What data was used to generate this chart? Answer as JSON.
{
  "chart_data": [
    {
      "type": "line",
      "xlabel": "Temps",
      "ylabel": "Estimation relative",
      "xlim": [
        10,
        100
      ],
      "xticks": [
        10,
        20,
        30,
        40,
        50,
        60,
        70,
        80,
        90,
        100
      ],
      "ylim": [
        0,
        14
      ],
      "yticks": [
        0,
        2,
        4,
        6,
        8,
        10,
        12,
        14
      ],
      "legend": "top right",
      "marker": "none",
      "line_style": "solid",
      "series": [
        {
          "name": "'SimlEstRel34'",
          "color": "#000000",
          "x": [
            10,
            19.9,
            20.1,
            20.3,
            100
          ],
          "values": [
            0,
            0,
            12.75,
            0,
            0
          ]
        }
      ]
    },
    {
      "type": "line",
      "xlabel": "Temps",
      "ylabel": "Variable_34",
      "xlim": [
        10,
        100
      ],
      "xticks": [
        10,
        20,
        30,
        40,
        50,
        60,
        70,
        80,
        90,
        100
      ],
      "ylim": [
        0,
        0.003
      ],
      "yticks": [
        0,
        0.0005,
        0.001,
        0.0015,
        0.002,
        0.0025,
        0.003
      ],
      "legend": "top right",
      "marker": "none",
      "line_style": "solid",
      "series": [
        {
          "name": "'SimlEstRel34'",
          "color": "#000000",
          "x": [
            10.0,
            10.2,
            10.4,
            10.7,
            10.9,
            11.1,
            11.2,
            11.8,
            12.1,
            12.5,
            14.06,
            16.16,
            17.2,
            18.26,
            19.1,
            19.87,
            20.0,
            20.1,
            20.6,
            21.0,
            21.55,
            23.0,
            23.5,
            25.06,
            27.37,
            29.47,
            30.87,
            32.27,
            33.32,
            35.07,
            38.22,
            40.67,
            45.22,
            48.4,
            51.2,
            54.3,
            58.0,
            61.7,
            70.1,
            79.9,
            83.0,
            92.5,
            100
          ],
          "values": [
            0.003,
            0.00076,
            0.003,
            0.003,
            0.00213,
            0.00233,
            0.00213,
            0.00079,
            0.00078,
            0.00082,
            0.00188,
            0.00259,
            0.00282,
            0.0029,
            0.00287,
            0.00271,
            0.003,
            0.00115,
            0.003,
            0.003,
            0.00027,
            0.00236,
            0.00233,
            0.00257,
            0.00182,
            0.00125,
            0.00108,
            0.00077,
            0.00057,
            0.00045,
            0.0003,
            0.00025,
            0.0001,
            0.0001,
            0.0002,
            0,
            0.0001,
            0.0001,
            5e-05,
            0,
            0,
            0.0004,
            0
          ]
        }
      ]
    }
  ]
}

^^^^^^^^^^^^^^^^

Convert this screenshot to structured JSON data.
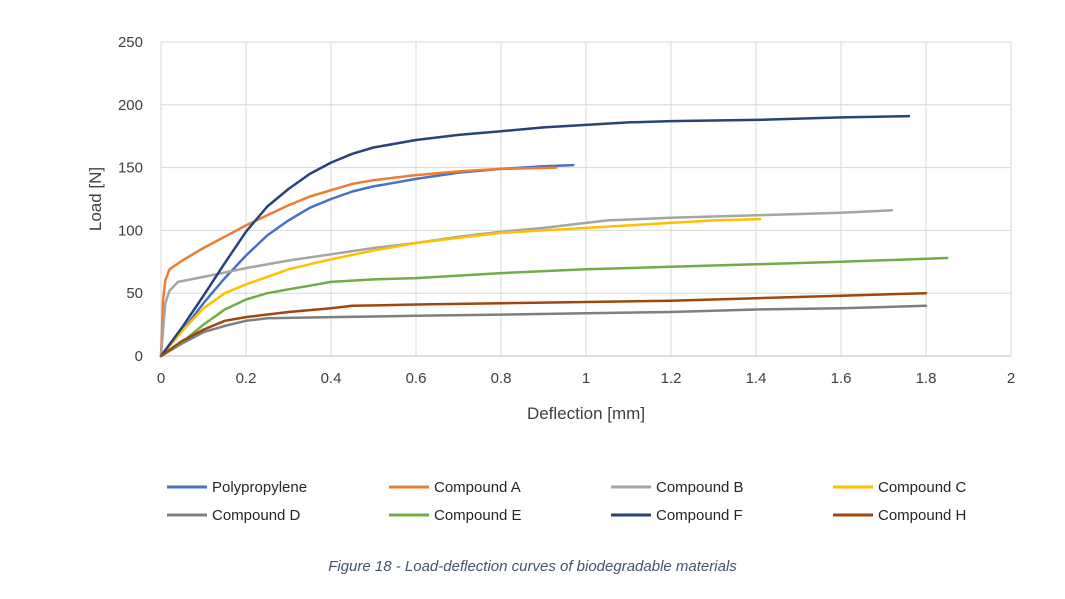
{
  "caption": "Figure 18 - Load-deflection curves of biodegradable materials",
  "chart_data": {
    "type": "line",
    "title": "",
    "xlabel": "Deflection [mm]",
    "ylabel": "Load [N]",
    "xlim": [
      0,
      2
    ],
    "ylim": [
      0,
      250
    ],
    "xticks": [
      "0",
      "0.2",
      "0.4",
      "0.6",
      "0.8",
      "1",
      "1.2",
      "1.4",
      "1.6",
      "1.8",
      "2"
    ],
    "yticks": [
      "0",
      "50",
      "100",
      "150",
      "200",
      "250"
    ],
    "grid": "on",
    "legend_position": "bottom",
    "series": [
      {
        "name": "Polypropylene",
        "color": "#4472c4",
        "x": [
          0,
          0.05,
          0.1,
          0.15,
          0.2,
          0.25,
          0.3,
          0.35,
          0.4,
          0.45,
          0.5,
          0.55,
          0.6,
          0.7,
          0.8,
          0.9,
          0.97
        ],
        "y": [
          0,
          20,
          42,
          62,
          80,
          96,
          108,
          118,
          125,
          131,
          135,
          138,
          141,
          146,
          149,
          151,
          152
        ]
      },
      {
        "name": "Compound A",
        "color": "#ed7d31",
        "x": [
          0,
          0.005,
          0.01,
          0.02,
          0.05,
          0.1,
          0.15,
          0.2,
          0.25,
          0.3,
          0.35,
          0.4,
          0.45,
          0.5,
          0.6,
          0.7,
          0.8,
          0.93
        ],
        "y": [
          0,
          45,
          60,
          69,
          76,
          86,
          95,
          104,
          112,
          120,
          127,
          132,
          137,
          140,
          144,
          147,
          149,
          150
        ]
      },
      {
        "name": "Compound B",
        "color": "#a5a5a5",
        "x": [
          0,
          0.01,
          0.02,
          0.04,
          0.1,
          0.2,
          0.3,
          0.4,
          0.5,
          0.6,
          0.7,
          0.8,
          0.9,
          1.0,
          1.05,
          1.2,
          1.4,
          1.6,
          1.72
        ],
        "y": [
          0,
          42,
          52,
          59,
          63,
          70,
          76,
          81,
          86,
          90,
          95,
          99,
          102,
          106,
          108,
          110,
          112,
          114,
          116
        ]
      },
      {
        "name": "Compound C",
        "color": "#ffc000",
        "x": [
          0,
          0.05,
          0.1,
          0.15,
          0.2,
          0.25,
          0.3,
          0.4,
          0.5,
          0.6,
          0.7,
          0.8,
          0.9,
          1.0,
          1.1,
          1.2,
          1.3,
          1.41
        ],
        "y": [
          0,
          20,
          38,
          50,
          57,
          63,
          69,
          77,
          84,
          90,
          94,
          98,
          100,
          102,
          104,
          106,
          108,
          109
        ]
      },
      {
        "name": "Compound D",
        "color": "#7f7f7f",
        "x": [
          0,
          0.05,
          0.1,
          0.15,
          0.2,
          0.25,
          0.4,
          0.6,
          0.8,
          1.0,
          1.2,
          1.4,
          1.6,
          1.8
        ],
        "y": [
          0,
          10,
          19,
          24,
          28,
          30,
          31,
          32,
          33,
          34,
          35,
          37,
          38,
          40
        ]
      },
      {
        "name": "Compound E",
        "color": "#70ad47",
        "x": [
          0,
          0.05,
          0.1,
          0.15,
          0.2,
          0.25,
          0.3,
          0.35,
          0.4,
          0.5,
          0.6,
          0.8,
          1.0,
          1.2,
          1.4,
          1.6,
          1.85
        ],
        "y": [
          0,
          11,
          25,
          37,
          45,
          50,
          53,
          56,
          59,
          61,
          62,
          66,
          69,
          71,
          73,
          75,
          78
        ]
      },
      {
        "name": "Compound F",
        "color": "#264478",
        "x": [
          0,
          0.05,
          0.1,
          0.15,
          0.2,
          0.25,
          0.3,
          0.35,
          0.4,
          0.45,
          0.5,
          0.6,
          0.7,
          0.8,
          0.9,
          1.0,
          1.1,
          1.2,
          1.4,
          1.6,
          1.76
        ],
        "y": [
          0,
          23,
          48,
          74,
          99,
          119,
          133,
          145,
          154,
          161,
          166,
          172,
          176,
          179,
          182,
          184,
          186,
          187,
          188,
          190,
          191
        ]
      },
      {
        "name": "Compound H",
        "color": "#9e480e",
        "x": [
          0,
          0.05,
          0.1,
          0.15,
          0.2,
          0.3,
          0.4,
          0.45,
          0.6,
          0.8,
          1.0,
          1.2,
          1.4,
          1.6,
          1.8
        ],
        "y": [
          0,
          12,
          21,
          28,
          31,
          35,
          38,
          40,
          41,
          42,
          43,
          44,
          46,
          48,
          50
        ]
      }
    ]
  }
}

^^^^^^^^^^^^^^^^

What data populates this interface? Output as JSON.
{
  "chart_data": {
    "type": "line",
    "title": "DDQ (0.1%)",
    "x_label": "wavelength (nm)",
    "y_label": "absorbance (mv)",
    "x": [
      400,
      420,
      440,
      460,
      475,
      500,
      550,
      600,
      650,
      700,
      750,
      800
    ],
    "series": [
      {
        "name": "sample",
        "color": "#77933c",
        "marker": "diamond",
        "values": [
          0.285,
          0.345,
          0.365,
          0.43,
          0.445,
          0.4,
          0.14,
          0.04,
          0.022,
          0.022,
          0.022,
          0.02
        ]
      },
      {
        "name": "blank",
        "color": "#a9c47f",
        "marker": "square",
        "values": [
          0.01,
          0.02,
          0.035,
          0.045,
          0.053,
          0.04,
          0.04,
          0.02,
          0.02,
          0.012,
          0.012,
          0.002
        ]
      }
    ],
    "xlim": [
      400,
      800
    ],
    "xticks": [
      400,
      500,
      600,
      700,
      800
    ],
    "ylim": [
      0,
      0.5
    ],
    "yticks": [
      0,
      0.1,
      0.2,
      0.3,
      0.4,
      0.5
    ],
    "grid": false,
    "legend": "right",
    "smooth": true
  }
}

^^^^^^^^^^^^^^^^

**Work required:**
Check every line for "ylabel" and show the ones that have it.

**Solution for this task:**
      "ylabel": "Estimation relative",
      "ylabel": "Variable_34",
    "ylabel": "Load [N]",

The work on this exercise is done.